**What is needed:**
Your task is to quote the material that follows, in full and exactly.
↓
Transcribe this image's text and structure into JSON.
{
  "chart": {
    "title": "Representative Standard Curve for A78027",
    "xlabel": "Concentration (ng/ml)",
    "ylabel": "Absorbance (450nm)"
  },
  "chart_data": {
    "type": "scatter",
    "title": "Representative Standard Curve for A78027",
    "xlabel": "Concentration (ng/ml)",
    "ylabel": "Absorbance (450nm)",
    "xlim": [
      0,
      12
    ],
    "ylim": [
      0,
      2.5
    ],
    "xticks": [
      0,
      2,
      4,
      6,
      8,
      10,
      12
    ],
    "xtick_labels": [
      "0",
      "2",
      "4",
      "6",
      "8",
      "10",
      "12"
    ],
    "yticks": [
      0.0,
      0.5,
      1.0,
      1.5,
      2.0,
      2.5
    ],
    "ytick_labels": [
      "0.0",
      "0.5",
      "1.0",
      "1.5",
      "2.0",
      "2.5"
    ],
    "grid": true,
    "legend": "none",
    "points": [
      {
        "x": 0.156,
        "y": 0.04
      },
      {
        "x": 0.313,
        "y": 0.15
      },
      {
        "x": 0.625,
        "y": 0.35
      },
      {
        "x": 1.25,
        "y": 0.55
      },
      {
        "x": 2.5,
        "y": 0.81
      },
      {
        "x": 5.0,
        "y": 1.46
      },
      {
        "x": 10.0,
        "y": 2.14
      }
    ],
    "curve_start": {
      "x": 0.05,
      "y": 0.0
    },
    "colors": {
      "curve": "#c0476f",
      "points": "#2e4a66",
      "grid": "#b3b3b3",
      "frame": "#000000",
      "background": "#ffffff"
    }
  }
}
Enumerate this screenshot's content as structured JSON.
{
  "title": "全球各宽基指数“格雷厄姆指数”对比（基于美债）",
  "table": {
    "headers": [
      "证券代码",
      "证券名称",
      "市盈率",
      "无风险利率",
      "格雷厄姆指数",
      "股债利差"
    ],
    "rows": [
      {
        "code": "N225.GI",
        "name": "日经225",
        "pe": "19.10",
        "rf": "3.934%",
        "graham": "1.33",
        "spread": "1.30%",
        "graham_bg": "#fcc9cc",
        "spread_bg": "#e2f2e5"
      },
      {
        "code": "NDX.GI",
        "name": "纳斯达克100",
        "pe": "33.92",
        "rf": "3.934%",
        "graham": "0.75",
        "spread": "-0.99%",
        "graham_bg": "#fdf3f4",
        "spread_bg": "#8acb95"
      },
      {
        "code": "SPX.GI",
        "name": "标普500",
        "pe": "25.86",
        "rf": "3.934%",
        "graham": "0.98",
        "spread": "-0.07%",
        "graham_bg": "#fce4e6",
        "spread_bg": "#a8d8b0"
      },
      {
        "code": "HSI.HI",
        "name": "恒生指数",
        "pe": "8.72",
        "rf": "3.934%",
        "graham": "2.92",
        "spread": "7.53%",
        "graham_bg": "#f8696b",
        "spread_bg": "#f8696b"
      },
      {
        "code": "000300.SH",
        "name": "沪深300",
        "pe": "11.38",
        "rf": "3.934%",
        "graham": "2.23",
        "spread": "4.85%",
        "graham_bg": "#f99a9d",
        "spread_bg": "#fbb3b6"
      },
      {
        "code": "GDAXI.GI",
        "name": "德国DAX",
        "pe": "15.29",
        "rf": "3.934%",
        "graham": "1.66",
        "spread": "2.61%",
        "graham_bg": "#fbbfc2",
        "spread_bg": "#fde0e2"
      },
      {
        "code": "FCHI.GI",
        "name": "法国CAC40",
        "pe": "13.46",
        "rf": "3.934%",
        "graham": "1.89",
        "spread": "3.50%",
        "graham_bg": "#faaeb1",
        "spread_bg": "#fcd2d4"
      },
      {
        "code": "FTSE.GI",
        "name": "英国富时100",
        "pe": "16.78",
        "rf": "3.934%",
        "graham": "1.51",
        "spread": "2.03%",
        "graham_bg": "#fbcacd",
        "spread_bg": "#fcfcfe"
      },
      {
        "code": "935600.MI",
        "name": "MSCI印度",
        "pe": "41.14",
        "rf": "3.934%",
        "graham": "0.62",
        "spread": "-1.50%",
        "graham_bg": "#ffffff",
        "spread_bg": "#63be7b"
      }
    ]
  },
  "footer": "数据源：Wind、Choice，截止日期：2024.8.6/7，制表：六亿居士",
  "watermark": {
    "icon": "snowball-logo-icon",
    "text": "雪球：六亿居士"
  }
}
↑
**Reply to the task:**
Transcribe this image's text and structure into JSON.
{
  "chart": {
    "title": "Representative Standard Curve for A78027",
    "xlabel": "Concentration (ng/ml)",
    "ylabel": "Absorbance (450nm)"
  },
  "chart_data": {
    "type": "scatter",
    "title": "Representative Standard Curve for A78027",
    "xlabel": "Concentration (ng/ml)",
    "ylabel": "Absorbance (450nm)",
    "xlim": [
      0,
      12
    ],
    "ylim": [
      0,
      2.5
    ],
    "xticks": [
      0,
      2,
      4,
      6,
      8,
      10,
      12
    ],
    "xtick_labels": [
      "0",
      "2",
      "4",
      "6",
      "8",
      "10",
      "12"
    ],
    "yticks": [
      0.0,
      0.5,
      1.0,
      1.5,
      2.0,
      2.5
    ],
    "ytick_labels": [
      "0.0",
      "0.5",
      "1.0",
      "1.5",
      "2.0",
      "2.5"
    ],
    "grid": true,
    "legend": "none",
    "points": [
      {
        "x": 0.156,
        "y": 0.04
      },
      {
        "x": 0.313,
        "y": 0.15
      },
      {
        "x": 0.625,
        "y": 0.35
      },
      {
        "x": 1.25,
        "y": 0.55
      },
      {
        "x": 2.5,
        "y": 0.81
      },
      {
        "x": 5.0,
        "y": 1.46
      },
      {
        "x": 10.0,
        "y": 2.14
      }
    ],
    "curve_start": {
      "x": 0.05,
      "y": 0.0
    },
    "colors": {
      "curve": "#c0476f",
      "points": "#2e4a66",
      "grid": "#b3b3b3",
      "frame": "#000000",
      "background": "#ffffff"
    }
  }
}
Enumerate this screenshot's content as structured JSON.
{
  "title": "全球各宽基指数“格雷厄姆指数”对比（基于美债）",
  "table": {
    "headers": [
      "证券代码",
      "证券名称",
      "市盈率",
      "无风险利率",
      "格雷厄姆指数",
      "股债利差"
    ],
    "rows": [
      {
        "code": "N225.GI",
        "name": "日经225",
        "pe": "19.10",
        "rf": "3.934%",
        "graham": "1.33",
        "spread": "1.30%",
        "graham_bg": "#fcc9cc",
        "spread_bg": "#e2f2e5"
      },
      {
        "code": "NDX.GI",
        "name": "纳斯达克100",
        "pe": "33.92",
        "rf": "3.934%",
        "graham": "0.75",
        "spread": "-0.99%",
        "graham_bg": "#fdf3f4",
        "spread_bg": "#8acb95"
      },
      {
        "code": "SPX.GI",
        "name": "标普500",
        "pe": "25.86",
        "rf": "3.934%",
        "graham": "0.98",
        "spread": "-0.07%",
        "graham_bg": "#fce4e6",
        "spread_bg": "#a8d8b0"
      },
      {
        "code": "HSI.HI",
        "name": "恒生指数",
        "pe": "8.72",
        "rf": "3.934%",
        "graham": "2.92",
        "spread": "7.53%",
        "graham_bg": "#f8696b",
        "spread_bg": "#f8696b"
      },
      {
        "code": "000300.SH",
        "name": "沪深300",
        "pe": "11.38",
        "rf": "3.934%",
        "graham": "2.23",
        "spread": "4.85%",
        "graham_bg": "#f99a9d",
        "spread_bg": "#fbb3b6"
      },
      {
        "code": "GDAXI.GI",
        "name": "德国DAX",
        "pe": "15.29",
        "rf": "3.934%",
        "graham": "1.66",
        "spread": "2.61%",
        "graham_bg": "#fbbfc2",
        "spread_bg": "#fde0e2"
      },
      {
        "code": "FCHI.GI",
        "name": "法国CAC40",
        "pe": "13.46",
        "rf": "3.934%",
        "graham": "1.89",
        "spread": "3.50%",
        "graham_bg": "#faaeb1",
        "spread_bg": "#fcd2d4"
      },
      {
        "code": "FTSE.GI",
        "name": "英国富时100",
        "pe": "16.78",
        "rf": "3.934%",
        "graham": "1.51",
        "spread": "2.03%",
        "graham_bg": "#fbcacd",
        "spread_bg": "#fcfcfe"
      },
      {
        "code": "935600.MI",
        "name": "MSCI印度",
        "pe": "41.14",
        "rf": "3.934%",
        "graham": "0.62",
        "spread": "-1.50%",
        "graham_bg": "#ffffff",
        "spread_bg": "#63be7b"
      }
    ]
  },
  "footer": "数据源：Wind、Choice，截止日期：2024.8.6/7，制表：六亿居士",
  "watermark": {
    "icon": "snowball-logo-icon",
    "text": "雪球：六亿居士"
  }
}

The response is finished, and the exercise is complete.